### Extract provided
The ambition
Be to the office what Blender is to video.
Blender didn't win by copying the incumbents' menus. It was open, scriptable, and it owned your file end to end, so the serious work flowed through it. We want Origami to be that for the documents that run an office: not a thinner PowerPoint, a different substrate.
Where it's going
One substrate, three documents.
We start where HTML already wins and earn the right to the next thing. Decks today; the long-form document next; living tables after that.
Shipped
PowerPoint
Decks, today. The core is built: blocks, themes, a live Gantt and tracker, present mode and print.
Next
Word
Long-form reports and briefs: heading hierarchy, contents, footnotes, clean print page-flow.
Later, honestly
Excel
Tables you can sort, filter and sum: a living snapshot, not a formula engine. The calculator part stays Excel's.
Origami is strongest where documents are read more than they're recalculated. We're not pretending a deck is a spreadsheet. The wedge is the single-file, opens-anywhere, AI-native artifact.

Records in a dataset
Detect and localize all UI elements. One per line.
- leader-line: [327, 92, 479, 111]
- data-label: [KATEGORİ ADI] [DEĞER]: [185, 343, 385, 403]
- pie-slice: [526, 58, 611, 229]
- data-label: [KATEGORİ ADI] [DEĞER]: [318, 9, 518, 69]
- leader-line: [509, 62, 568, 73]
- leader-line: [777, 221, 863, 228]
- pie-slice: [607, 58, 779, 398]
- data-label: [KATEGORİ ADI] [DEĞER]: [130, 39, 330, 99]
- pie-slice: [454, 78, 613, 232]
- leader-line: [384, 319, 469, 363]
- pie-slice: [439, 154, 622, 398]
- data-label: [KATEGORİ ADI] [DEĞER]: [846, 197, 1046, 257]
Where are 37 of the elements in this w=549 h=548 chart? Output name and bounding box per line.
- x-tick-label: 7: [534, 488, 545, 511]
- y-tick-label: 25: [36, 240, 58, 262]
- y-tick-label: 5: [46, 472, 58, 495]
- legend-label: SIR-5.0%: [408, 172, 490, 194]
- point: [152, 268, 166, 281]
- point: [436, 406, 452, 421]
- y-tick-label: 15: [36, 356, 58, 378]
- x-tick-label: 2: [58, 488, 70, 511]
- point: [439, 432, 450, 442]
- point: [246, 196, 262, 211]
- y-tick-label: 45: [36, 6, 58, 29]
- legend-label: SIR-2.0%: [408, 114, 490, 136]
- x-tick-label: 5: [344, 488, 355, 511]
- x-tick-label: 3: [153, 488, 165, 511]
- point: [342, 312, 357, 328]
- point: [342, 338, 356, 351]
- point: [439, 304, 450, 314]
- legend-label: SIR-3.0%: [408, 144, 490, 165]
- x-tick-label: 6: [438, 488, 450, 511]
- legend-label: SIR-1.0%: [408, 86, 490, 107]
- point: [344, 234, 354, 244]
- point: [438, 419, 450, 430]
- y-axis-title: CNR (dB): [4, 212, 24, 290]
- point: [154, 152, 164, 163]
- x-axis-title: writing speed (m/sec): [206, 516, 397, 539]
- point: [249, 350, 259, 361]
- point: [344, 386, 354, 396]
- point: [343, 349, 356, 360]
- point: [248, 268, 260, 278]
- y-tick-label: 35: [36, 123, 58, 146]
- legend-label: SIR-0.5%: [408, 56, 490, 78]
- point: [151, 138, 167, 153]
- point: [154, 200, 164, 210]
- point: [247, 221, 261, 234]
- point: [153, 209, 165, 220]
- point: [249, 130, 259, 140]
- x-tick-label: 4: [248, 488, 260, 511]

### Exercise objective
According to the text about Origami, which features are already built for decks? The records have no connection to the text about Origami.

### Answer
Blocks, themes, a live Gantt and tracker, present mode and print.